Identify the lines holding "description" and copy them.

# # # #

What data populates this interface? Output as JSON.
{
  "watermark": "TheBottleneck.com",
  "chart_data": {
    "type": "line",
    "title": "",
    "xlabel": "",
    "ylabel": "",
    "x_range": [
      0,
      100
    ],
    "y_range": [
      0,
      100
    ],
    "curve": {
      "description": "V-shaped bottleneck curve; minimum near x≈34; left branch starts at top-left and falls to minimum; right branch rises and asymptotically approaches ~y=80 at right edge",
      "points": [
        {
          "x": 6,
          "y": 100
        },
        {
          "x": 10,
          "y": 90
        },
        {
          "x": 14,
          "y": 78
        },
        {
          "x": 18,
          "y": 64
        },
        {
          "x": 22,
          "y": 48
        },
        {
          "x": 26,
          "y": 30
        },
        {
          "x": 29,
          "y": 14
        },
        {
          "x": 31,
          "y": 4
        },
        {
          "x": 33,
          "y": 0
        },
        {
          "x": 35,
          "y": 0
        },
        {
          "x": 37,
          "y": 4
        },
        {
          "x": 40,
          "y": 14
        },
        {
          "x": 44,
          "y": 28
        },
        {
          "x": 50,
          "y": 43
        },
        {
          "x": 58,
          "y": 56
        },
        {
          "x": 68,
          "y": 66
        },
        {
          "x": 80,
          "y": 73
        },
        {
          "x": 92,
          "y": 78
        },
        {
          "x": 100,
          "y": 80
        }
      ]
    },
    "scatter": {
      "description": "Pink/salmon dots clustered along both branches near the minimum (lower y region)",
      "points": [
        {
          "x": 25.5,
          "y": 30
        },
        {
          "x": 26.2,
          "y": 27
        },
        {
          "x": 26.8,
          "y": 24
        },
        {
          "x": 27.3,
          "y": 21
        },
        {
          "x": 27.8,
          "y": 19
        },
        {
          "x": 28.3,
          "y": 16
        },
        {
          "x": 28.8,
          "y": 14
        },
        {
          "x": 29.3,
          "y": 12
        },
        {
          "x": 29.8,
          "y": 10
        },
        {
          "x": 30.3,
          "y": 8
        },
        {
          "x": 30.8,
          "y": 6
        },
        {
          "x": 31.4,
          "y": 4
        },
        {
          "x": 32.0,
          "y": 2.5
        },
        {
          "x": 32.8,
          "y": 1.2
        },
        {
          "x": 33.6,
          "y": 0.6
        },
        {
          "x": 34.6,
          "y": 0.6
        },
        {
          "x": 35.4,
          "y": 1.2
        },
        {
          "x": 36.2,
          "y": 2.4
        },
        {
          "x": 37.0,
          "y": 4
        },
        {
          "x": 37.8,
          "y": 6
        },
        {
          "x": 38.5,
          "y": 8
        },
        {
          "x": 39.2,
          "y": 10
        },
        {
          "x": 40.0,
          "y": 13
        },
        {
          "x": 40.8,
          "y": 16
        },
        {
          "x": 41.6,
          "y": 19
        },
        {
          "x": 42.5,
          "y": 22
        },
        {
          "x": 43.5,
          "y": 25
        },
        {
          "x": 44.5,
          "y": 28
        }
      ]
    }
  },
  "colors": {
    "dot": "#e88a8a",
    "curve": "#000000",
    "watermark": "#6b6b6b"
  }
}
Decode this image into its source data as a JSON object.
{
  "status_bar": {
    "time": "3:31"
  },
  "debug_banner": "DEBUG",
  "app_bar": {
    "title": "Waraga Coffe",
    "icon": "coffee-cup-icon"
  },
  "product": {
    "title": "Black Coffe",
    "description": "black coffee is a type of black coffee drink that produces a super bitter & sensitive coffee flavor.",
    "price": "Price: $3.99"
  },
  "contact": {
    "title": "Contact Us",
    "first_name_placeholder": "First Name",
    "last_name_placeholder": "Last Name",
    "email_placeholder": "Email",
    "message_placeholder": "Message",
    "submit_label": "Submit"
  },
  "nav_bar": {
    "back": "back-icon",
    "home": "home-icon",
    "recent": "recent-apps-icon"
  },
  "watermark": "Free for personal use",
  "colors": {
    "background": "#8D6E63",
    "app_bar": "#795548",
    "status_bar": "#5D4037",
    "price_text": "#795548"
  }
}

# # # #

** Answer for the task **
      "description": "V-shaped bottleneck curve; minimum near x≈34; left branch starts at top-left and falls to minimum; right branch rises and asymptotically approaches ~y=80 at right edge",
      "description": "Pink/salmon dots clustered along both branches near the minimum (lower y region)",
    "description": "black coffee is a type of black coffee drink that produces a super bitter & sensitive coffee flavor.",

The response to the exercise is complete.